**Aim**
Pictures stay out of the copy; set down each line of the listing below exactly.

**Task material**
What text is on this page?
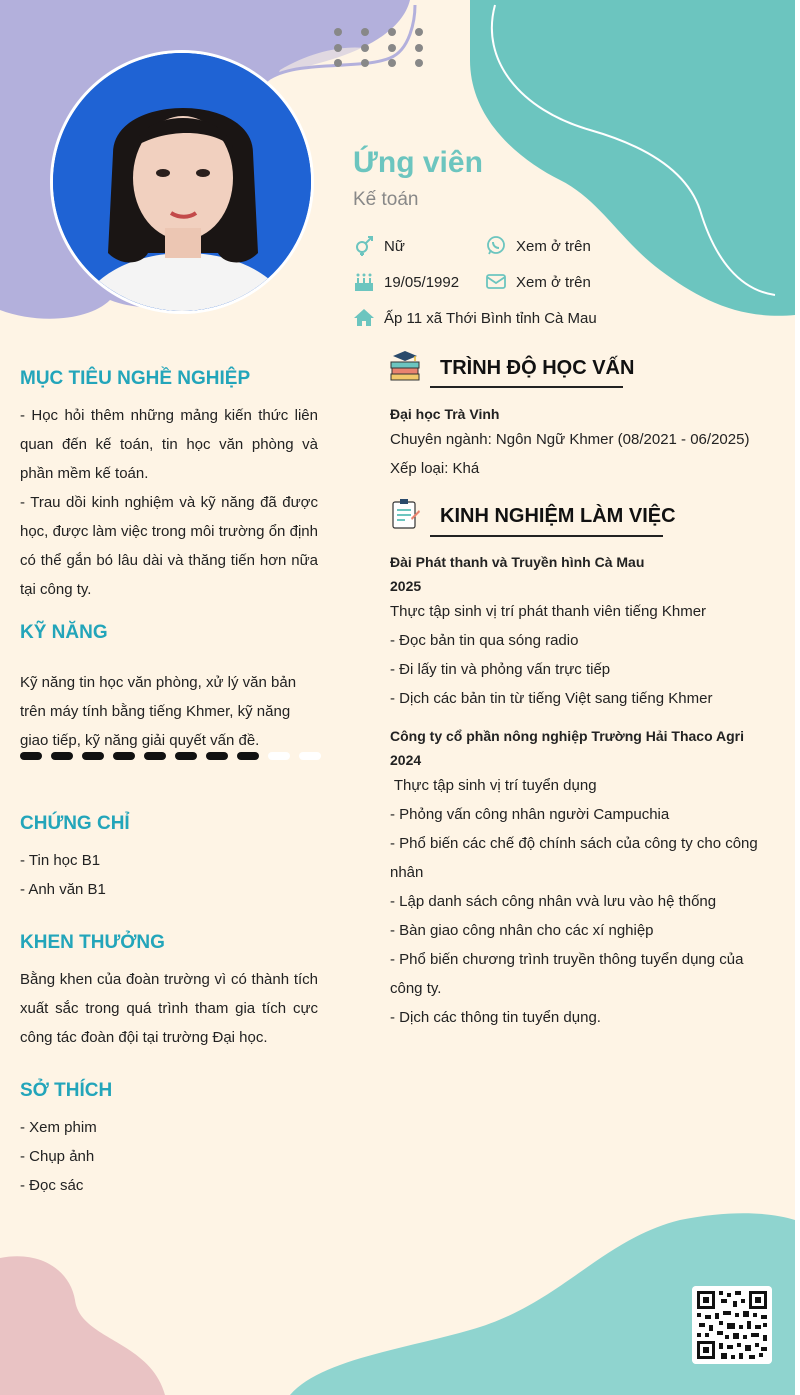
Ứng viên
Kế toán
Nữ	Xem ở trên
19/05/1992	Xem ở trên
Ấp 11 xã Thới Bình tỉnh Cà Mau
MỤC TIÊU NGHỀ NGHIỆP

- Học hỏi thêm những mảng kiến thức liên quan đến kế toán, tin học văn phòng và phần mềm kế toán.

- Trau dồi kinh nghiệm và kỹ năng đã được học, được làm việc trong môi trường ổn định có thể gắn bó lâu dài và thăng tiến hơn nữa tại công ty.

KỸ NĂNG
Kỹ năng tin học văn phòng, xử lý văn bản trên máy tính bằng tiếng Khmer, kỹ năng giao tiếp, kỹ năng giải quyết vấn đề.
CHỨNG CHỈ

- Tin học B1

- Anh văn B1

KHEN THƯỞNG
Bằng khen của đoàn trường vì có thành tích xuất sắc trong quá trình tham gia tích cực công tác đoàn đội tại trường Đại học.
SỞ THÍCH

- Xem phim

- Chụp ảnh

- Đọc sác

TRÌNH ĐỘ HỌC VẤN
Đại học Trà Vinh
Chuyên ngành: Ngôn Ngữ Khmer (08/2021 - 06/2025)
Xếp loại: Khá
KINH NGHIỆM LÀM VIỆC
Đài Phát thanh và Truyền hình Cà Mau
2025
Thực tập sinh vị trí phát thanh viên tiếng Khmer
- Đọc bản tin qua sóng radio
- Đi lấy tin và phỏng vấn trực tiếp
- Dịch các bản tin từ tiếng Việt sang tiếng Khmer
Công ty cổ phần nông nghiệp Trường Hải Thaco Agri
2024
Thực tập sinh vị trí tuyển dụng
- Phỏng vấn công nhân người Campuchia
- Phổ biến các chế độ chính sách của công ty cho công
nhân
- Lập danh sách công nhân vvà lưu vào hệ thống
- Bàn giao công nhân cho các xí nghiệp
- Phổ biến chương trình truyền thông tuyển dụng của
công ty.
- Dịch các thông tin tuyển dụng.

**Reply to the task**
What text is on this page?
Ứng viên
Kế toán
Nữ	Xem ở trên
19/05/1992	Xem ở trên
Ấp 11 xã Thới Bình tỉnh Cà Mau
MỤC TIÊU NGHỀ NGHIỆP

- Học hỏi thêm những mảng kiến thức liên quan đến kế toán, tin học văn phòng và phần mềm kế toán.

- Trau dồi kinh nghiệm và kỹ năng đã được học, được làm việc trong môi trường ổn định có thể gắn bó lâu dài và thăng tiến hơn nữa tại công ty.

KỸ NĂNG
Kỹ năng tin học văn phòng, xử lý văn bản trên máy tính bằng tiếng Khmer, kỹ năng giao tiếp, kỹ năng giải quyết vấn đề.
CHỨNG CHỈ

- Tin học B1

- Anh văn B1

KHEN THƯỞNG
Bằng khen của đoàn trường vì có thành tích xuất sắc trong quá trình tham gia tích cực công tác đoàn đội tại trường Đại học.
SỞ THÍCH

- Xem phim

- Chụp ảnh

- Đọc sác

TRÌNH ĐỘ HỌC VẤN
Đại học Trà Vinh
Chuyên ngành: Ngôn Ngữ Khmer (08/2021 - 06/2025)
Xếp loại: Khá
KINH NGHIỆM LÀM VIỆC
Đài Phát thanh và Truyền hình Cà Mau
2025
Thực tập sinh vị trí phát thanh viên tiếng Khmer
- Đọc bản tin qua sóng radio
- Đi lấy tin và phỏng vấn trực tiếp
- Dịch các bản tin từ tiếng Việt sang tiếng Khmer
Công ty cổ phần nông nghiệp Trường Hải Thaco Agri
2024
Thực tập sinh vị trí tuyển dụng
- Phỏng vấn công nhân người Campuchia
- Phổ biến các chế độ chính sách của công ty cho công
nhân
- Lập danh sách công nhân vvà lưu vào hệ thống
- Bàn giao công nhân cho các xí nghiệp
- Phổ biến chương trình truyền thông tuyển dụng của
công ty.
- Dịch các thông tin tuyển dụng.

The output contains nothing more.